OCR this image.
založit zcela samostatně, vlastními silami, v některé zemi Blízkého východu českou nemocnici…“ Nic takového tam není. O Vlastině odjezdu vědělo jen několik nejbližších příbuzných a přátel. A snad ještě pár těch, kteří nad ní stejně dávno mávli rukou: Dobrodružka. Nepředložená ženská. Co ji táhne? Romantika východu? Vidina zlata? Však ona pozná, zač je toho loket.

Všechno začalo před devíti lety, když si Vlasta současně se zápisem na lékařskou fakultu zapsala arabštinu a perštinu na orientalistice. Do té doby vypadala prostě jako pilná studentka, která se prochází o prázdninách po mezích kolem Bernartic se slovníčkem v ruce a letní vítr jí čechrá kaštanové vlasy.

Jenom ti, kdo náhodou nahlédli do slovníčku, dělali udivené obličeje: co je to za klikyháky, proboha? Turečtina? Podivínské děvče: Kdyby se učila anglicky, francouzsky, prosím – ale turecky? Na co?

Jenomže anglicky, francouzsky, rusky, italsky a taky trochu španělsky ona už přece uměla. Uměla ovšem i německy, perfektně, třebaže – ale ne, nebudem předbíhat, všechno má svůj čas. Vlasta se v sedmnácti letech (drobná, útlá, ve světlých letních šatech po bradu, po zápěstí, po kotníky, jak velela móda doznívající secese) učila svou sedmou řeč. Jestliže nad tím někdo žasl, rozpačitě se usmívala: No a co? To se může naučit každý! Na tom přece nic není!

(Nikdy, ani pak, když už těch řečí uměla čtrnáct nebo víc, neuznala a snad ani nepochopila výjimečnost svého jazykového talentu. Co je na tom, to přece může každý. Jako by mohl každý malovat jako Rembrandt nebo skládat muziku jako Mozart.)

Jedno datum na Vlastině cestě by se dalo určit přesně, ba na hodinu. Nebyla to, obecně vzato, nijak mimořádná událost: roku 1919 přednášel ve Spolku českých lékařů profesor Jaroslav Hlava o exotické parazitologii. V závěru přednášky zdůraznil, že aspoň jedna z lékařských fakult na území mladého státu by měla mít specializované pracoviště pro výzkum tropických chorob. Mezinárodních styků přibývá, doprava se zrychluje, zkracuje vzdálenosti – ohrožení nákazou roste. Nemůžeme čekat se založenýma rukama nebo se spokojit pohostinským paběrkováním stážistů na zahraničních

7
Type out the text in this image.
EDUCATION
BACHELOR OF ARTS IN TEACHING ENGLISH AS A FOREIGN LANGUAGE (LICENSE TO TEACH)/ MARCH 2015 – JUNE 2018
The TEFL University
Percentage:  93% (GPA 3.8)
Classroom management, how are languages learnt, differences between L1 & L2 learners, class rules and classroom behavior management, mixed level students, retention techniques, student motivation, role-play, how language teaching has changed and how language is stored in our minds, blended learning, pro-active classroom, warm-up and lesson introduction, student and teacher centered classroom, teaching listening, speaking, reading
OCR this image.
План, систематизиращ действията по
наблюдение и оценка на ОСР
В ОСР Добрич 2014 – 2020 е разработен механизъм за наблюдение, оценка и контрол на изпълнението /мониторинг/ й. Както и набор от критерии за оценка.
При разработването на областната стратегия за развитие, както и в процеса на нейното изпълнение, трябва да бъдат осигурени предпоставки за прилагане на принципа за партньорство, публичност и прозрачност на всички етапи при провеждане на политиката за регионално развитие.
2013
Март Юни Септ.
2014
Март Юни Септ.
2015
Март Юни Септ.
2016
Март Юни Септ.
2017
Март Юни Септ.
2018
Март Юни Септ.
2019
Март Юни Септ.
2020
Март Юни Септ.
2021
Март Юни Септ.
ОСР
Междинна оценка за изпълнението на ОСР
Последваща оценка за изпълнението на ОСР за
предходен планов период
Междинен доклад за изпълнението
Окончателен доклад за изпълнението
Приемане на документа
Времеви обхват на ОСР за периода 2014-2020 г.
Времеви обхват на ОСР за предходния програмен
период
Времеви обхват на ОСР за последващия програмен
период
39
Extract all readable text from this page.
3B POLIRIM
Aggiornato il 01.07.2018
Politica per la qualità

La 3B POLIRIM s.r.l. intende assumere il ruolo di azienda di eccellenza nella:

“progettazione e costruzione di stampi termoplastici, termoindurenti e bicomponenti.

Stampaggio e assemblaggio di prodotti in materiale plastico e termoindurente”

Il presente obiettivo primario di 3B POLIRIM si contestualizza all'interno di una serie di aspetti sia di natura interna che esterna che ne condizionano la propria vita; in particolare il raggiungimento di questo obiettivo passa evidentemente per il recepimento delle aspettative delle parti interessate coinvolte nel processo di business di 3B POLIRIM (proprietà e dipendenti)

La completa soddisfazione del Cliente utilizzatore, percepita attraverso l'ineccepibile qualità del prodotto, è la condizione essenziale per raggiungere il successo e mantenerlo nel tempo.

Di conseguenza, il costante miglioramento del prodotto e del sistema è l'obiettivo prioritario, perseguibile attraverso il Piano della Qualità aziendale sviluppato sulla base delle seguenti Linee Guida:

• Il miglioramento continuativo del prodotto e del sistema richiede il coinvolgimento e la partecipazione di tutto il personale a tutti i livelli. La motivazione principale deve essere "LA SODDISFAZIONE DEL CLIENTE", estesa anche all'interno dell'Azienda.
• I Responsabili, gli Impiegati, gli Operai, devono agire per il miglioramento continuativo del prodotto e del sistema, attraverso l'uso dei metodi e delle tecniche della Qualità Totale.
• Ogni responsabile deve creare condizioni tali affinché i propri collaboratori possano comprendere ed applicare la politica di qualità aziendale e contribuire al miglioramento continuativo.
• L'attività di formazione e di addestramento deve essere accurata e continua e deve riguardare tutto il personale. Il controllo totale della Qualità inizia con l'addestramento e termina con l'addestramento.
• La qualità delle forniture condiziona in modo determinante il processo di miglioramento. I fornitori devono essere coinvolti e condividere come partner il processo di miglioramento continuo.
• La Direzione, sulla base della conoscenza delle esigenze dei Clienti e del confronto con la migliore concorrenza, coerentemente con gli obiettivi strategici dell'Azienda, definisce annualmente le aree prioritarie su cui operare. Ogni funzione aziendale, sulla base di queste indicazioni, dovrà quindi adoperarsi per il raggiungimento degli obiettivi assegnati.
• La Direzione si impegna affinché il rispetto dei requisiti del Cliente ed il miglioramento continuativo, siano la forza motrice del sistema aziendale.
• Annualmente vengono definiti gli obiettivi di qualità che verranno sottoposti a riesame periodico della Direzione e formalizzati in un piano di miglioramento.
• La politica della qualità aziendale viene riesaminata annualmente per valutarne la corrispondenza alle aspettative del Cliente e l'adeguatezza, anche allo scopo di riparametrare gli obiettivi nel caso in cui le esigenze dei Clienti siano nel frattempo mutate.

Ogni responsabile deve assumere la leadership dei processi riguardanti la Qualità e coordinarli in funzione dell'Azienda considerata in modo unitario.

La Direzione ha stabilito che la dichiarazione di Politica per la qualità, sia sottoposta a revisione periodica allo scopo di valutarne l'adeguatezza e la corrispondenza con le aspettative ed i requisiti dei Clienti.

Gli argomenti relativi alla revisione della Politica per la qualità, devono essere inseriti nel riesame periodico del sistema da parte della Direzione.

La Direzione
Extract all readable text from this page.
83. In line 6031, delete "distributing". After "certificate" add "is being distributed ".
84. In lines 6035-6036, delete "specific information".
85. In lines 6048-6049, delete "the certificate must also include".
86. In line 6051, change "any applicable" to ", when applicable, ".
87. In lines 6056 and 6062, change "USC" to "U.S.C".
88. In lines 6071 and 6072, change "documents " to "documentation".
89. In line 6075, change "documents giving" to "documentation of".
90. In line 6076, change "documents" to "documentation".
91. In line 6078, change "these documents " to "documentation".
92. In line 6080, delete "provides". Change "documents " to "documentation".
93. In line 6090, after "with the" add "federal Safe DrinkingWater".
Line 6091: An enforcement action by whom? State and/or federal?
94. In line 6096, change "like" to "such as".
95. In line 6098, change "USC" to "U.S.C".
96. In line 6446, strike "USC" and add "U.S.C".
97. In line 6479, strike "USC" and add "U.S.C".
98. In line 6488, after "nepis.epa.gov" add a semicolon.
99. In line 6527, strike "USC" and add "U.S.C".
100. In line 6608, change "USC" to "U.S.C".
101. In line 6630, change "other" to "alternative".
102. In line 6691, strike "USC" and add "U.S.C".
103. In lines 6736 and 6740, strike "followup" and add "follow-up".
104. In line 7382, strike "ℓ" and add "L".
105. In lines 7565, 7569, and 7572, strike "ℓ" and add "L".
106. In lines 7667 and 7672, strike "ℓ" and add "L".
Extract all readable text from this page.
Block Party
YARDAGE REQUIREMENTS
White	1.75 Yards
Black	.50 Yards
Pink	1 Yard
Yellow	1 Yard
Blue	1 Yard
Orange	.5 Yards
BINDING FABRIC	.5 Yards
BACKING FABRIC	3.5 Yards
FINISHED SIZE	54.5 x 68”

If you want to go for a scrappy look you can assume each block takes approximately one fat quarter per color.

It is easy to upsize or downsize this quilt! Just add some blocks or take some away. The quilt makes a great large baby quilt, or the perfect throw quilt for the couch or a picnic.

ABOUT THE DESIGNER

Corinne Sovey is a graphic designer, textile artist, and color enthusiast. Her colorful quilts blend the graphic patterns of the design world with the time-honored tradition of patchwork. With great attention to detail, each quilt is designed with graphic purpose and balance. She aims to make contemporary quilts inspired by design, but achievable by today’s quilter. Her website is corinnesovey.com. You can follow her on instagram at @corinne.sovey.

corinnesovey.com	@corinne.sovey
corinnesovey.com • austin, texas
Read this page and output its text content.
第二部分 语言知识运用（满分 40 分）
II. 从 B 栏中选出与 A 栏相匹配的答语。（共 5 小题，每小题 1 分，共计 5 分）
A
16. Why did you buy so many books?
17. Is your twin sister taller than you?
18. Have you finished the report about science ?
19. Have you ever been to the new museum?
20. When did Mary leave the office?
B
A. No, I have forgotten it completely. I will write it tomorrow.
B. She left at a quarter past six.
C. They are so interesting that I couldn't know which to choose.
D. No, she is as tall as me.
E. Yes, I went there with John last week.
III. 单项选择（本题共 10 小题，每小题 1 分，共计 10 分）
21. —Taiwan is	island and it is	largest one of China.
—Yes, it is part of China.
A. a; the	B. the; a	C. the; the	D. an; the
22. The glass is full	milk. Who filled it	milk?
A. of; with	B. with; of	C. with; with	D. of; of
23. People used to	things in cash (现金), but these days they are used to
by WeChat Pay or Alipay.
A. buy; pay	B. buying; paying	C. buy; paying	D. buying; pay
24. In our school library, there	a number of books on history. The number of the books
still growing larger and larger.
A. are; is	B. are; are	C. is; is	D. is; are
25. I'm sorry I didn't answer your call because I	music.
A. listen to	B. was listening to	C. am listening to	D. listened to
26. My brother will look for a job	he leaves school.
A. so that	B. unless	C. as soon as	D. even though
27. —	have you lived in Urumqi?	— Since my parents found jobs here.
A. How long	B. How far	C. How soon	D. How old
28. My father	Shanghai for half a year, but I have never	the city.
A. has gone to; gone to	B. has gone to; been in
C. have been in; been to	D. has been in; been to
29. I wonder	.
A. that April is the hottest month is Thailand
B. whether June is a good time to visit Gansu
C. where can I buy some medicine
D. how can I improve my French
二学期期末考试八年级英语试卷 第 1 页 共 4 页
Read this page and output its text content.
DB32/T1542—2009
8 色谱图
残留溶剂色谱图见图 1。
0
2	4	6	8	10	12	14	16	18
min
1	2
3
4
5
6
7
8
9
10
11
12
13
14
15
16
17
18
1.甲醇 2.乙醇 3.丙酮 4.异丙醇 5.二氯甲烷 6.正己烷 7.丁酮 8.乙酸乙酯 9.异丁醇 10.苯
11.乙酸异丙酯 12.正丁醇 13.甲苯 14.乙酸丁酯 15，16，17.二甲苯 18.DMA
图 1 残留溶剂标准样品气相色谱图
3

####################

Set exercise.
Determine how many lines of the material include the string "uměla". Output only that count.

Task result.
2